---------- DATA ENTRIES ----------
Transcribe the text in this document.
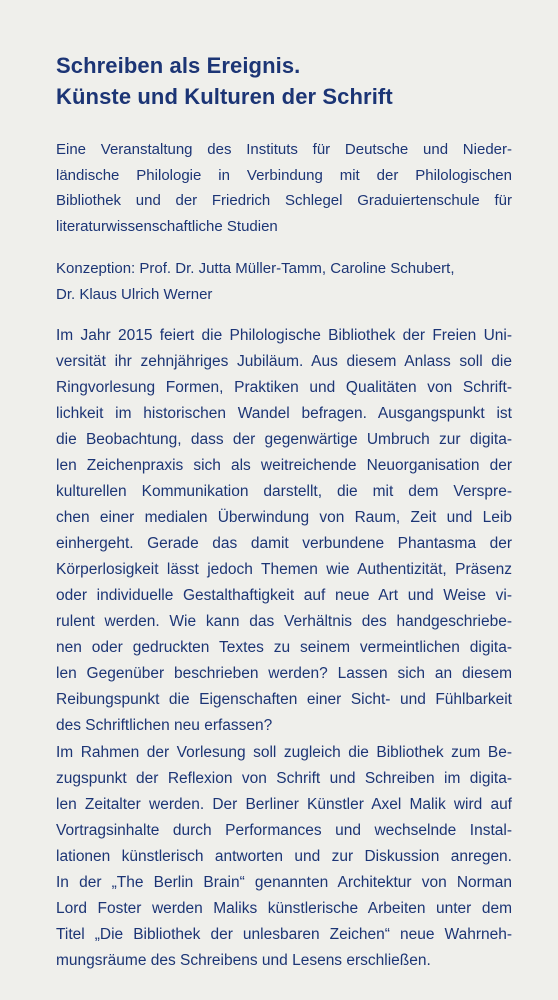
Schreiben als Ereignis.
Künste und Kulturen der Schrift
Eine Veranstaltung des Instituts für Deutsche und Nieder-
ländische Philologie in Verbindung mit der Philologischen
Bibliothek und der Friedrich Schlegel Graduiertenschule für
literaturwissenschaftliche Studien
Konzeption: Prof. Dr. Jutta Müller-Tamm, Caroline Schubert,
Dr. Klaus Ulrich Werner
Im Jahr 2015 feiert die Philologische Bibliothek der Freien Uni-
versität ihr zehnjähriges Jubiläum. Aus diesem Anlass soll die
Ringvorlesung Formen, Praktiken und Qualitäten von Schrift-
lichkeit im historischen Wandel befragen. Ausgangspunkt ist
die Beobachtung, dass der gegenwärtige Umbruch zur digita-
len Zeichenpraxis sich als weitreichende Neuorganisation der
kulturellen Kommunikation darstellt, die mit dem Verspre-
chen einer medialen Überwindung von Raum, Zeit und Leib
einhergeht. Gerade das damit verbundene Phantasma der
Körperlosigkeit lässt jedoch Themen wie Authentizität, Präsenz
oder individuelle Gestalthaftigkeit auf neue Art und Weise vi-
rulent werden. Wie kann das Verhältnis des handgeschriebe-
nen oder gedruckten Textes zu seinem vermeintlichen digita-
len Gegenüber beschrieben werden? Lassen sich an diesem
Reibungspunkt die Eigenschaften einer Sicht- und Fühlbarkeit
des Schriftlichen neu erfassen?
Im Rahmen der Vorlesung soll zugleich die Bibliothek zum Be-
zugspunkt der Reflexion von Schrift und Schreiben im digita-
len Zeitalter werden. Der Berliner Künstler Axel Malik wird auf
Vortragsinhalte durch Performances und wechselnde Instal-
lationen künstlerisch antworten und zur Diskussion anregen.
In der „The Berlin Brain“ genannten Architektur von Norman
Lord Foster werden Maliks künstlerische Arbeiten unter dem
Titel „Die Bibliothek der unlesbaren Zeichen“ neue Wahrneh-
mungsräume des Schreibens und Lesens erschließen.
----------
# WHAT THIS TASK INVOLVES
Quote the records above in full, dropping each picture.

# ANSWER BELOW
Transcribe the text in this document.
Schreiben als Ereignis.
Künste und Kulturen der Schrift
Eine Veranstaltung des Instituts für Deutsche und Nieder-
ländische Philologie in Verbindung mit der Philologischen
Bibliothek und der Friedrich Schlegel Graduiertenschule für
literaturwissenschaftliche Studien
Konzeption: Prof. Dr. Jutta Müller-Tamm, Caroline Schubert,
Dr. Klaus Ulrich Werner
Im Jahr 2015 feiert die Philologische Bibliothek der Freien Uni-
versität ihr zehnjähriges Jubiläum. Aus diesem Anlass soll die
Ringvorlesung Formen, Praktiken und Qualitäten von Schrift-
lichkeit im historischen Wandel befragen. Ausgangspunkt ist
die Beobachtung, dass der gegenwärtige Umbruch zur digita-
len Zeichenpraxis sich als weitreichende Neuorganisation der
kulturellen Kommunikation darstellt, die mit dem Verspre-
chen einer medialen Überwindung von Raum, Zeit und Leib
einhergeht. Gerade das damit verbundene Phantasma der
Körperlosigkeit lässt jedoch Themen wie Authentizität, Präsenz
oder individuelle Gestalthaftigkeit auf neue Art und Weise vi-
rulent werden. Wie kann das Verhältnis des handgeschriebe-
nen oder gedruckten Textes zu seinem vermeintlichen digita-
len Gegenüber beschrieben werden? Lassen sich an diesem
Reibungspunkt die Eigenschaften einer Sicht- und Fühlbarkeit
des Schriftlichen neu erfassen?
Im Rahmen der Vorlesung soll zugleich die Bibliothek zum Be-
zugspunkt der Reflexion von Schrift und Schreiben im digita-
len Zeitalter werden. Der Berliner Künstler Axel Malik wird auf
Vortragsinhalte durch Performances und wechselnde Instal-
lationen künstlerisch antworten und zur Diskussion anregen.
In der „The Berlin Brain“ genannten Architektur von Norman
Lord Foster werden Maliks künstlerische Arbeiten unter dem
Titel „Die Bibliothek der unlesbaren Zeichen“ neue Wahrneh-
mungsräume des Schreibens und Lesens erschließen.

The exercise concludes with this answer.